Challenge
Search the entries below. Return every line that has "habe" in it.

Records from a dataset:
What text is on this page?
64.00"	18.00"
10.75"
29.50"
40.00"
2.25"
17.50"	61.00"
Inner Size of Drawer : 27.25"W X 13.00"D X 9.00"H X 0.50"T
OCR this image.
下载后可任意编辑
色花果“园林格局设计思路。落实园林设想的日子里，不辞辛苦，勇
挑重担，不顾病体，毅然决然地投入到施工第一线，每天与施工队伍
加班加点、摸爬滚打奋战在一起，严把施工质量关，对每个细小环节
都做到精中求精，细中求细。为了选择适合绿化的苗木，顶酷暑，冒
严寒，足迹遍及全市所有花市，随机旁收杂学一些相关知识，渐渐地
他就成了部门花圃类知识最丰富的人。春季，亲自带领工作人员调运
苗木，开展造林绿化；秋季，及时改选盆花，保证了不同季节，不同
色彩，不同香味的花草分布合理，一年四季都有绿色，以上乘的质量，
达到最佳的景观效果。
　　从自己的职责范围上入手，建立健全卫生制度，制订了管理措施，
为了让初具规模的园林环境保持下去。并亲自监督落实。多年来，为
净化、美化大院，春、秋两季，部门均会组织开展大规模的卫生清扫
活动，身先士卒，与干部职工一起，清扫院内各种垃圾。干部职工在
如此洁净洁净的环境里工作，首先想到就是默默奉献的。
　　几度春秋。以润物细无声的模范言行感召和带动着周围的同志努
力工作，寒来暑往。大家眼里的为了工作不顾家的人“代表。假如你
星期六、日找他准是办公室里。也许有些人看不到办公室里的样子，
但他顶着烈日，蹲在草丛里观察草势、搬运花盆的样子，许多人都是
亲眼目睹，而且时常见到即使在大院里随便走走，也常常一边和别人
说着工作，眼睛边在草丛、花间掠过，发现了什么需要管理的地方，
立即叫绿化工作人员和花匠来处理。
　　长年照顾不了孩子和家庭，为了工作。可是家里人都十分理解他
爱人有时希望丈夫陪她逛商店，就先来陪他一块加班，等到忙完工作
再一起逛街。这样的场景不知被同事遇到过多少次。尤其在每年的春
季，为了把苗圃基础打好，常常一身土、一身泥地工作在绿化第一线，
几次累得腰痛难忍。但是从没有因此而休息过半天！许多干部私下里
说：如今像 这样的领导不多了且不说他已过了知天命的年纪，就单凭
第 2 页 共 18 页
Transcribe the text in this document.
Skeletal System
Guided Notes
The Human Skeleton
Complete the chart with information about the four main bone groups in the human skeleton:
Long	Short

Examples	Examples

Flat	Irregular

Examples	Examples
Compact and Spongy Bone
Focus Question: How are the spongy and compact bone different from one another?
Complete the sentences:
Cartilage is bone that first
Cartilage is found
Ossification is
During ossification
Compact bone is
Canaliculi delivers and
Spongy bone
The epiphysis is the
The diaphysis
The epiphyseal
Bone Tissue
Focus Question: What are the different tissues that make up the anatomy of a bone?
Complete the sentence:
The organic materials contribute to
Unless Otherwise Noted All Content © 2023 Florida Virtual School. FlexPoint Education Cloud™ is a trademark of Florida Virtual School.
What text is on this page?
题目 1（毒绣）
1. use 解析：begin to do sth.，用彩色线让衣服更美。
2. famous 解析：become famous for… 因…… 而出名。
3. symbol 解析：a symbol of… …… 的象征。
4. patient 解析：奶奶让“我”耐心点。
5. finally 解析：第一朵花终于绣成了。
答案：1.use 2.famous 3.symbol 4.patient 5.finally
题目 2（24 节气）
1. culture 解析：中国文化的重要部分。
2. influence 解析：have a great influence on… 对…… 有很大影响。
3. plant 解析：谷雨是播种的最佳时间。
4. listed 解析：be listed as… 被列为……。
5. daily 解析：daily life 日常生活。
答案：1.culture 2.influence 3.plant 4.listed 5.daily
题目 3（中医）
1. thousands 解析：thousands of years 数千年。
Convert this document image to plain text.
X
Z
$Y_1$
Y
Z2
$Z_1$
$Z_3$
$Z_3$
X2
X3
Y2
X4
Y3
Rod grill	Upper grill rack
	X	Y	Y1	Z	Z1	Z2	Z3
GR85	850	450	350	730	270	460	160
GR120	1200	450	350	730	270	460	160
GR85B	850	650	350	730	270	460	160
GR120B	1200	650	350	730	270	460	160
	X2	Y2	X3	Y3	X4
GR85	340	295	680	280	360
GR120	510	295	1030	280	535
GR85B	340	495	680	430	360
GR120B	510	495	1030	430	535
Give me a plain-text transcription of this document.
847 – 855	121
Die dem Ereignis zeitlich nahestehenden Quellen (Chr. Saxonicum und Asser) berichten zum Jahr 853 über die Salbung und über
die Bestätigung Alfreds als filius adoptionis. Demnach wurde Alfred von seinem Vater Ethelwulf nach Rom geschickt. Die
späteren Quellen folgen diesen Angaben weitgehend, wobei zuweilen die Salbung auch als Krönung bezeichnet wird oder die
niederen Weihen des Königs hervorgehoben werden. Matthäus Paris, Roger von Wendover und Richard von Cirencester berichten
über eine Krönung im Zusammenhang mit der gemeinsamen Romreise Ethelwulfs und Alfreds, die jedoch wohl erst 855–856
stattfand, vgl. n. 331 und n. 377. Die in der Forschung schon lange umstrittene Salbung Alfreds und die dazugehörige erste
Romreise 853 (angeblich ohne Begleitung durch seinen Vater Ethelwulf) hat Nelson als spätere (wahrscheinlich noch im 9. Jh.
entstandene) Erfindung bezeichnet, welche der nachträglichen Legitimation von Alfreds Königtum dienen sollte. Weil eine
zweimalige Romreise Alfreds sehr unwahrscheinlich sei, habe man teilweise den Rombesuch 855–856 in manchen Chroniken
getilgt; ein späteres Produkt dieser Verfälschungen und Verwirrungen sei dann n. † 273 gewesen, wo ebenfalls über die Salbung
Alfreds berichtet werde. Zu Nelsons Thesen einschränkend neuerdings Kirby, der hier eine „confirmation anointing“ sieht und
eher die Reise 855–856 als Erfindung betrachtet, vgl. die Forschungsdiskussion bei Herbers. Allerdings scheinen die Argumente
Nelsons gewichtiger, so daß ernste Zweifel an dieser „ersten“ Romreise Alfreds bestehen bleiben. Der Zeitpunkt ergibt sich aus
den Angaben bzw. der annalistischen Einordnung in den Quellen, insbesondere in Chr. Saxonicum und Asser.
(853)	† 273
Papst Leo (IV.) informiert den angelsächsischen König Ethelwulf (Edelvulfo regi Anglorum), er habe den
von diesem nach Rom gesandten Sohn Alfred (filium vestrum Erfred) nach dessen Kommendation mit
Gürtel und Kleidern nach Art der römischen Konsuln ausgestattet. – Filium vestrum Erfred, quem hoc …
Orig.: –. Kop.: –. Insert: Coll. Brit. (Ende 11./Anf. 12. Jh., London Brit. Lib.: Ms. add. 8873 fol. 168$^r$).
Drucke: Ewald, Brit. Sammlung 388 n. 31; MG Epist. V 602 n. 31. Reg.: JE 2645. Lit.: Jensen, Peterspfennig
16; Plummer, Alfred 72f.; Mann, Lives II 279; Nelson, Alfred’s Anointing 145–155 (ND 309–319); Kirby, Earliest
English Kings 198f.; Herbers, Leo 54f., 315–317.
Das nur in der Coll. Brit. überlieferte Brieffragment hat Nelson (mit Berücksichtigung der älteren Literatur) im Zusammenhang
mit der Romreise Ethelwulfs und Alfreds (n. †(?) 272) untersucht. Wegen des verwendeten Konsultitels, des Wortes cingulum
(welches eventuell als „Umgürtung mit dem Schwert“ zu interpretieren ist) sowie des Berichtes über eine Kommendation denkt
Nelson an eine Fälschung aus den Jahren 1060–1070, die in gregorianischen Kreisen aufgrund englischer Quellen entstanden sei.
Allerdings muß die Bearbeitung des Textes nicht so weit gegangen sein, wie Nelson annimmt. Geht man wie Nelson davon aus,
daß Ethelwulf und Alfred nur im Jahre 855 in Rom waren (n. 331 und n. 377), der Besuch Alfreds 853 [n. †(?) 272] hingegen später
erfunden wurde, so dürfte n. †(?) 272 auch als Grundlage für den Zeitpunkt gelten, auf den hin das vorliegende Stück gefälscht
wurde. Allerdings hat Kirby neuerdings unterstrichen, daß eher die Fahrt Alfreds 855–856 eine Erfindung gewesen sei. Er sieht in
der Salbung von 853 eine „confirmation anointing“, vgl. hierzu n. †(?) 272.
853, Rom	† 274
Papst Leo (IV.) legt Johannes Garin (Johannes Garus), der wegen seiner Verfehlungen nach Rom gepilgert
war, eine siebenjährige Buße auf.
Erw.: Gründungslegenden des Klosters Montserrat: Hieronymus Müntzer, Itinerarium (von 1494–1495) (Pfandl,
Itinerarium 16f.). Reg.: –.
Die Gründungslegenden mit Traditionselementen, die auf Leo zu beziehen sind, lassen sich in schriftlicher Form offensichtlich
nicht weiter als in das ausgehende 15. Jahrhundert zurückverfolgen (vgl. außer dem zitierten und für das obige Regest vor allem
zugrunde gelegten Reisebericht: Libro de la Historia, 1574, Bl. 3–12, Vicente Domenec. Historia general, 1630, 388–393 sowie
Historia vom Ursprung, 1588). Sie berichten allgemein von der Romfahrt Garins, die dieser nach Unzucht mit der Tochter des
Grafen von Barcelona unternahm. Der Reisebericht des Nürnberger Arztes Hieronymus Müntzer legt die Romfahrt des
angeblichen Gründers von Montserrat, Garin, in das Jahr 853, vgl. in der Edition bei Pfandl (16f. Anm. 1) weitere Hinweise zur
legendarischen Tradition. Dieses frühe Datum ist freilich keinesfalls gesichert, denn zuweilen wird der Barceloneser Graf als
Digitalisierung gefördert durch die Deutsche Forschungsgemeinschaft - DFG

Expected answer
zweimalige Romreise Alfreds sehr unwahrscheinlich sei, habe man teilweise den Rombesuch 855–856 in manchen Chroniken
Papst Leo (IV.) informiert den angelsächsischen König Ethelwulf (Edelvulfo regi Anglorum), er habe den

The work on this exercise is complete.